WHAT TO DO = Would you write out the listing verbatim and skip every picture in it?

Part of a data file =
====================

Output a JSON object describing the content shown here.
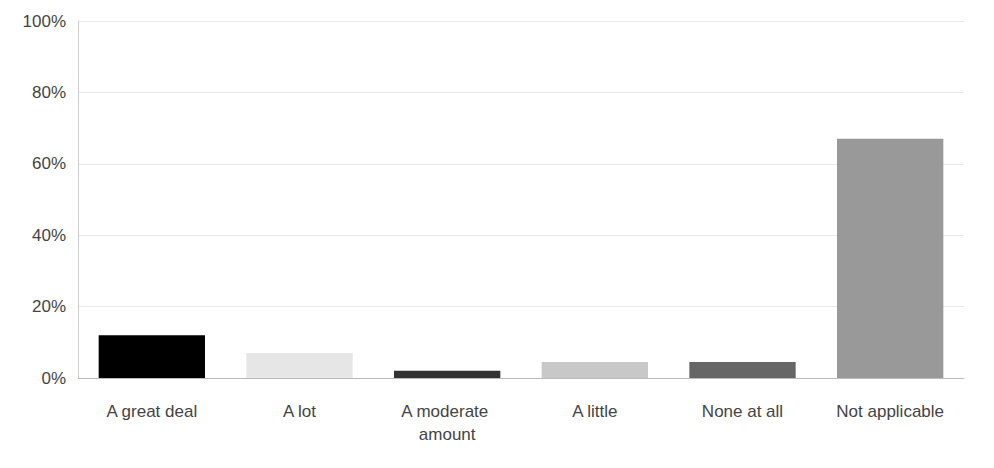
{
  "chart_data": {
    "type": "bar",
    "categories": [
      "A great deal",
      "A lot",
      "A moderate amount",
      "A little",
      "None at all",
      "Not applicable"
    ],
    "values": [
      12,
      7,
      2,
      4.5,
      4.5,
      67
    ],
    "colors": [
      "#000000",
      "#e6e6e6",
      "#333333",
      "#c8c8c8",
      "#666666",
      "#999999"
    ],
    "ylim": [
      0,
      100
    ],
    "yticks": [
      {
        "value": 0,
        "label": "0%"
      },
      {
        "value": 20,
        "label": "20%"
      },
      {
        "value": 40,
        "label": "40%"
      },
      {
        "value": 60,
        "label": "60%"
      },
      {
        "value": 80,
        "label": "80%"
      },
      {
        "value": 100,
        "label": "100%"
      }
    ],
    "grid": true
  }
}
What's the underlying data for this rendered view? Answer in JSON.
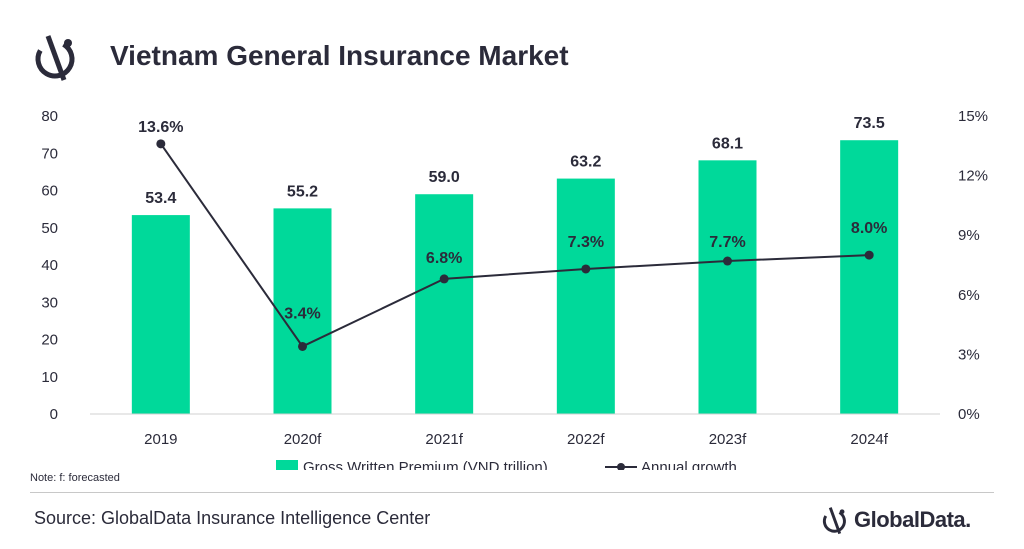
{
  "header": {
    "title": "Vietnam General Insurance Market",
    "logo_icon": "globaldata-logo-icon"
  },
  "chart_data": {
    "type": "bar",
    "title": "Vietnam General Insurance Market",
    "categories": [
      "2019",
      "2020f",
      "2021f",
      "2022f",
      "2023f",
      "2024f"
    ],
    "series": [
      {
        "name": "Gross Written Premium (VND trillion)",
        "type": "bar",
        "axis": "left",
        "values": [
          53.4,
          55.2,
          59.0,
          63.2,
          68.1,
          73.5
        ],
        "labels": [
          "53.4",
          "55.2",
          "59.0",
          "63.2",
          "68.1",
          "73.5"
        ],
        "color": "#00d99a"
      },
      {
        "name": "Annual growth",
        "type": "line",
        "axis": "right",
        "values": [
          13.6,
          3.4,
          6.8,
          7.3,
          7.7,
          8.0
        ],
        "labels": [
          "13.6%",
          "3.4%",
          "6.8%",
          "7.3%",
          "7.7%",
          "8.0%"
        ],
        "color": "#2b2b3a"
      }
    ],
    "y_left": {
      "range": [
        0,
        80
      ],
      "ticks": [
        "0",
        "10",
        "20",
        "30",
        "40",
        "50",
        "60",
        "70",
        "80"
      ]
    },
    "y_right": {
      "range": [
        0,
        15
      ],
      "ticks": [
        "0%",
        "3%",
        "6%",
        "9%",
        "12%",
        "15%"
      ]
    },
    "grid": false,
    "legend": "bottom-center"
  },
  "footer": {
    "note": "Note: f: forecasted",
    "source": "Source: GlobalData Insurance Intelligence Center",
    "brand": "GlobalData."
  }
}
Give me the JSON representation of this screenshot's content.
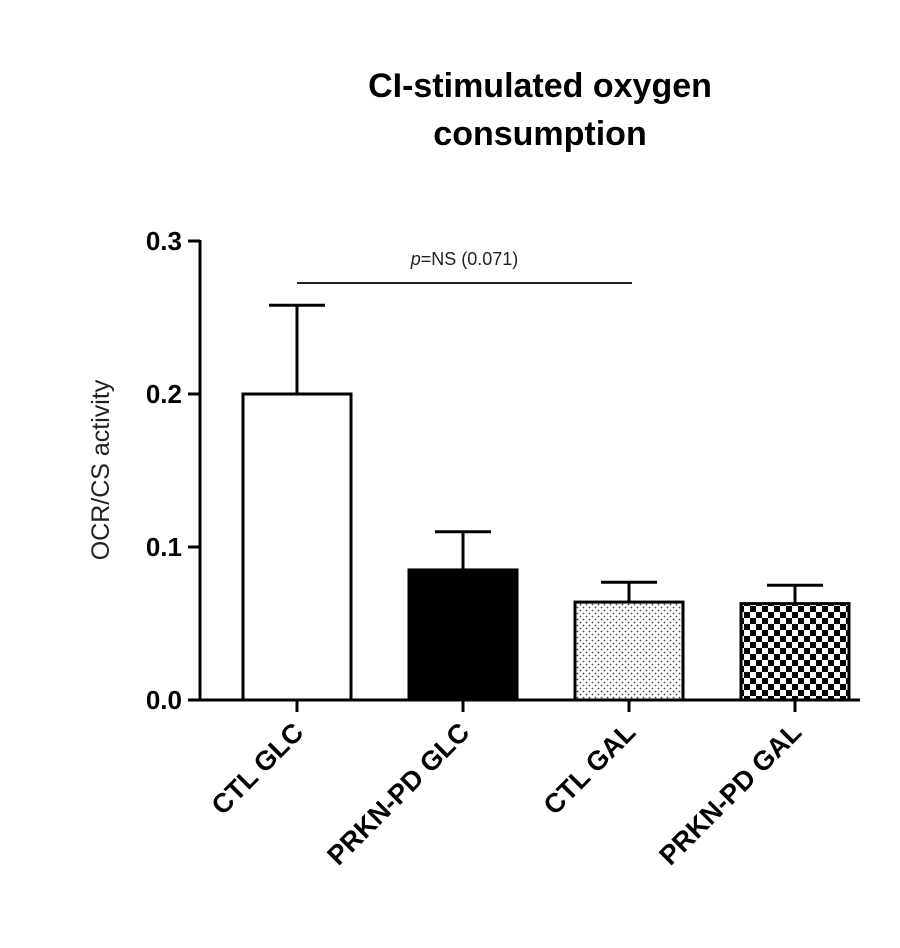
{
  "chart_data": {
    "type": "bar",
    "title_lines": [
      "CI-stimulated oxygen",
      "consumption"
    ],
    "ylabel": "OCR/CS activity",
    "xlabel": "",
    "ylim": [
      0,
      0.3
    ],
    "yticks": [
      0.0,
      0.1,
      0.2,
      0.3
    ],
    "ytick_labels": [
      "0.0",
      "0.1",
      "0.2",
      "0.3"
    ],
    "categories": [
      "CTL GLC",
      "PRKN-PD GLC",
      "CTL GAL",
      "PRKN-PD GAL"
    ],
    "values": [
      0.2,
      0.085,
      0.064,
      0.063
    ],
    "error_plus": [
      0.058,
      0.025,
      0.013,
      0.012
    ],
    "fills": [
      "white",
      "black",
      "dotted",
      "checkered"
    ],
    "significance": {
      "from_category": "CTL GLC",
      "to_category": "CTL GAL",
      "p_symbol": "p",
      "text": "=NS (0.071)"
    },
    "grid": false,
    "legend": "none"
  }
}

====================

COMPLETE RESPONSE =
Output a JSON object describing the content shown here.
{
  "chart_data": {
    "type": "bar",
    "categories": [
      "A great deal",
      "A lot",
      "A moderate amount",
      "A little",
      "None at all",
      "Not applicable"
    ],
    "values": [
      12,
      7,
      2,
      4.5,
      4.5,
      67
    ],
    "colors": [
      "#000000",
      "#e6e6e6",
      "#333333",
      "#c8c8c8",
      "#666666",
      "#999999"
    ],
    "ylim": [
      0,
      100
    ],
    "yticks": [
      {
        "value": 0,
        "label": "0%"
      },
      {
        "value": 20,
        "label": "20%"
      },
      {
        "value": 40,
        "label": "40%"
      },
      {
        "value": 60,
        "label": "60%"
      },
      {
        "value": 80,
        "label": "80%"
      },
      {
        "value": 100,
        "label": "100%"
      }
    ],
    "grid": true
  }
}
What's the underlying data for this rendered view? Answer in JSON.
{
  "header": {
    "title": "Vietnam General Insurance Market",
    "logo_icon": "globaldata-logo-icon"
  },
  "chart_data": {
    "type": "bar",
    "title": "Vietnam General Insurance Market",
    "categories": [
      "2019",
      "2020f",
      "2021f",
      "2022f",
      "2023f",
      "2024f"
    ],
    "series": [
      {
        "name": "Gross Written Premium (VND trillion)",
        "type": "bar",
        "axis": "left",
        "values": [
          53.4,
          55.2,
          59.0,
          63.2,
          68.1,
          73.5
        ],
        "labels": [
          "53.4",
          "55.2",
          "59.0",
          "63.2",
          "68.1",
          "73.5"
        ],
        "color": "#00d99a"
      },
      {
        "name": "Annual growth",
        "type": "line",
        "axis": "right",
        "values": [
          13.6,
          3.4,
          6.8,
          7.3,
          7.7,
          8.0
        ],
        "labels": [
          "13.6%",
          "3.4%",
          "6.8%",
          "7.3%",
          "7.7%",
          "8.0%"
        ],
        "color": "#2b2b3a"
      }
    ],
    "y_left": {
      "range": [
        0,
        80
      ],
      "ticks": [
        "0",
        "10",
        "20",
        "30",
        "40",
        "50",
        "60",
        "70",
        "80"
      ]
    },
    "y_right": {
      "range": [
        0,
        15
      ],
      "ticks": [
        "0%",
        "3%",
        "6%",
        "9%",
        "12%",
        "15%"
      ]
    },
    "grid": false,
    "legend": "bottom-center"
  },
  "footer": {
    "note": "Note: f: forecasted",
    "source": "Source: GlobalData Insurance Intelligence Center",
    "brand": "GlobalData."
  }
}
Give me the JSON representation of this screenshot's content.
{
  "chart_data": {
    "type": "bar",
    "title_lines": [
      "CI-stimulated oxygen",
      "consumption"
    ],
    "ylabel": "OCR/CS activity",
    "xlabel": "",
    "ylim": [
      0,
      0.3
    ],
    "yticks": [
      0.0,
      0.1,
      0.2,
      0.3
    ],
    "ytick_labels": [
      "0.0",
      "0.1",
      "0.2",
      "0.3"
    ],
    "categories": [
      "CTL GLC",
      "PRKN-PD GLC",
      "CTL GAL",
      "PRKN-PD GAL"
    ],
    "values": [
      0.2,
      0.085,
      0.064,
      0.063
    ],
    "error_plus": [
      0.058,
      0.025,
      0.013,
      0.012
    ],
    "fills": [
      "white",
      "black",
      "dotted",
      "checkered"
    ],
    "significance": {
      "from_category": "CTL GLC",
      "to_category": "CTL GAL",
      "p_symbol": "p",
      "text": "=NS (0.071)"
    },
    "grid": false,
    "legend": "none"
  }
}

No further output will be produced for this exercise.